§ Instructions to follow:
In the forum thread below about clustering confidence, which chapters of Mackay's book are recommended for reading about Bayesian clustering?

§ Source:
|
There are a number of ways to determine whether the clustering of some data itself is valid, but assuming that the clusters are valid, are there any established ways to calculate the "confidence" for a particular data-point within a cluster? For example, being able to break down each point and say it's 80% "cluster 1", 10% "cluster 2", and 10% "cluster 3", or even just "the algorithm is 90% that the label 'cluster 1' is valid." |
|
It depends on your clustering algorithm. Bayesian clustering (even with EM, but also with sampling for nonparametric models and more complicated varieties) do give you this sort of information out of the box (and you have to threshold it to get actual cluster memberships). Some spectral clustering algorithms (like the original Shi and Malik normalized cuts) also have a parameter that, as you tweak, changes which points are in each cluster (and from discretizing it you can easily compute a probability). For single-linkage algorithms this is harder, and I know of no standard way. What's EM?
(Jul 18 '10 at 19:07)
sbirch
The Expectation Maximization algorithm -- basically used for estimating parameters in latent variable models. See a brief description here in the context of mixture models for clustering: http://en.wikipedia.org/wiki/Mixture_model
(Jul 18 '10 at 19:11)
spinxl39
It's an inference algorithm for probabilistic models, expectation maximization. It is not a clustering algorithm, but mixture of gaussians clustering (where you assume the points come from independent gaussians and you try to estimate the mean and variance of these gaussians) is usually referred to as EM. See http://en.wikipedia.org/wiki/Mixture_of_gaussians#Expectation_maximization_.28EM.29 for a description.
(Jul 18 '10 at 19:11)
Alexandre Passos ♦
I can't find anything on Bayesian clustering either, is this an algorithm or a theoretical idea? Is there a classic text on clustering which covers everything like this? I feel like I just had a knowledge bomb dropped on me, and I'm still trying to recoup :).
(Jul 18 '10 at 19:35)
sbirch
By bayesian clustering I mean any sort of mixture model or more complex thing. For example, this paper http://citeseerx.ist.psu.edu/viewdoc/download?doi=10.1.1.61.4467&rep=rep1&type=pdf presents an almost-general algorithm for inference in this sort of model. You can also look for chapters 20, 21, 22, 27 of Mackay's book (it's also very good reading, btw). You can find it free online at http://www.inference.phy.cam.ac.uk/mackay/itila/
(Jul 18 '10 at 19:47)

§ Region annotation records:
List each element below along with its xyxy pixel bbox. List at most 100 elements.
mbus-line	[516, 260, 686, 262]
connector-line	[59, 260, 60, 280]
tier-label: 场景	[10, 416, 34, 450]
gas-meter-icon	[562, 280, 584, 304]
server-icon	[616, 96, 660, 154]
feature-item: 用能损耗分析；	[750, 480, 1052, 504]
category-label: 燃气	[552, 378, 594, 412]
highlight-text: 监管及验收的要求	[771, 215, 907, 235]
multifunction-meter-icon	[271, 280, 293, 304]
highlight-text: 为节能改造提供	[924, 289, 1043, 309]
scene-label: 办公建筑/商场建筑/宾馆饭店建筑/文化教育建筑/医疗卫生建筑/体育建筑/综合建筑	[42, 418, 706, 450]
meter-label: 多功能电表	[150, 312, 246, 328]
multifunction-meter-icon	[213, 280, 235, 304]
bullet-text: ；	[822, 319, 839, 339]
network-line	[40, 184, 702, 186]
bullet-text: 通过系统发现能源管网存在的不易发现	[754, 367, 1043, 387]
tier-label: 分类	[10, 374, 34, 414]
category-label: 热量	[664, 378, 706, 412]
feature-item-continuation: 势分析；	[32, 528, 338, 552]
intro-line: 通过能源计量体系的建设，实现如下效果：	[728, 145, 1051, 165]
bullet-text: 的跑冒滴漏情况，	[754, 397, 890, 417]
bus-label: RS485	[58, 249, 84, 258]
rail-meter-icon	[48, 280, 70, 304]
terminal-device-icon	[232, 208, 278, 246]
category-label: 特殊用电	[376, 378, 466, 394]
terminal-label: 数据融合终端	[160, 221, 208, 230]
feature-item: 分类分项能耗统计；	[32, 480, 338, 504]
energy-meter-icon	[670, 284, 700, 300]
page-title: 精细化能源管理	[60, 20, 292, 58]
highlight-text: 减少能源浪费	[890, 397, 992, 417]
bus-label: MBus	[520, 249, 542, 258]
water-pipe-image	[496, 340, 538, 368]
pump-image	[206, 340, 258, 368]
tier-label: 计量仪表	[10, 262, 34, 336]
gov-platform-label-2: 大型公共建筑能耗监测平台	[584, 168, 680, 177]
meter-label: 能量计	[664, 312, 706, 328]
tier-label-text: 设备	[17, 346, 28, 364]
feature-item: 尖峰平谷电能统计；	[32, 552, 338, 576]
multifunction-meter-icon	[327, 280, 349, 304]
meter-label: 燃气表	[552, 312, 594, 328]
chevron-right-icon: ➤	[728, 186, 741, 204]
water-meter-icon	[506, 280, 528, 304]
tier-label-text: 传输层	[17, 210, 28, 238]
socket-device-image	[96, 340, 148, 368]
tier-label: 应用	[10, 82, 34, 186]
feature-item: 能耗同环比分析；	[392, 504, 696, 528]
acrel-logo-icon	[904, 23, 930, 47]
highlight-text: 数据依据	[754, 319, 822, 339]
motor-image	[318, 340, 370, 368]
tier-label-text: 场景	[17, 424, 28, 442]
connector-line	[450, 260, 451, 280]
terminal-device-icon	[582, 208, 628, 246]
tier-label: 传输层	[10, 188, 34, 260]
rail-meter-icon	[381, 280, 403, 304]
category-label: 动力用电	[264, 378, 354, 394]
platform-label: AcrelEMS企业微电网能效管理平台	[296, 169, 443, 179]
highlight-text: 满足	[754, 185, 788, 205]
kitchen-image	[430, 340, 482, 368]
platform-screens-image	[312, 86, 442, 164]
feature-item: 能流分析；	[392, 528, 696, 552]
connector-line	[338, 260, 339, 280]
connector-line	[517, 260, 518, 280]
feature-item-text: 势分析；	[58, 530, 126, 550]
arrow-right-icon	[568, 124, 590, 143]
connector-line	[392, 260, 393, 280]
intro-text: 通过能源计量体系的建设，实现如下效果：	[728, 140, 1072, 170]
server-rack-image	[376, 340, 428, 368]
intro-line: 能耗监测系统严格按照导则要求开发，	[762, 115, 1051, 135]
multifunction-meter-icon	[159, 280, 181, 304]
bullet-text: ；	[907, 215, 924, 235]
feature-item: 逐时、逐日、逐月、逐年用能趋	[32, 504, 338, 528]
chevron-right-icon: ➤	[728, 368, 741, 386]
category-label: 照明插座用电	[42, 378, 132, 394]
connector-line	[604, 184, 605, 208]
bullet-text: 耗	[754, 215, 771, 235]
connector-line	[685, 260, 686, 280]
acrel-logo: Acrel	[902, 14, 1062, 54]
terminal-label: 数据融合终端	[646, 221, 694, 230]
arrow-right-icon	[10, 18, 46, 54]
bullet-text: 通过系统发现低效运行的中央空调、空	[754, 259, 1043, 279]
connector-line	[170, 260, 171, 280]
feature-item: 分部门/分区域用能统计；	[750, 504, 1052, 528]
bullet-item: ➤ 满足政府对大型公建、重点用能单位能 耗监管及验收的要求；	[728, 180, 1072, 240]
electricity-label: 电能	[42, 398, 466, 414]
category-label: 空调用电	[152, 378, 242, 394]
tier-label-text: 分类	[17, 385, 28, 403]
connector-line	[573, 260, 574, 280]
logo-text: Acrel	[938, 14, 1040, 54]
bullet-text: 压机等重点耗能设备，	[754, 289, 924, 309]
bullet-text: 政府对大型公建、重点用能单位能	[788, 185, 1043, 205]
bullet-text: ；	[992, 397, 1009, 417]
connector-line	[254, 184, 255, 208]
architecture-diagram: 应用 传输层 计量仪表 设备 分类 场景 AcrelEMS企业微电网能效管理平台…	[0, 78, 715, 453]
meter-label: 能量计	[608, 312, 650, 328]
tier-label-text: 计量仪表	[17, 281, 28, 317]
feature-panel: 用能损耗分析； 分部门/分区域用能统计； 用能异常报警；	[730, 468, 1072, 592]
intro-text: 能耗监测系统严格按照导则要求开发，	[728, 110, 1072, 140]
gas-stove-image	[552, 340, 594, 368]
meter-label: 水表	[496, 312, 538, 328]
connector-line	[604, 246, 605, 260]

§ Expected answer:
Chapters 20, 21, 22, and 27.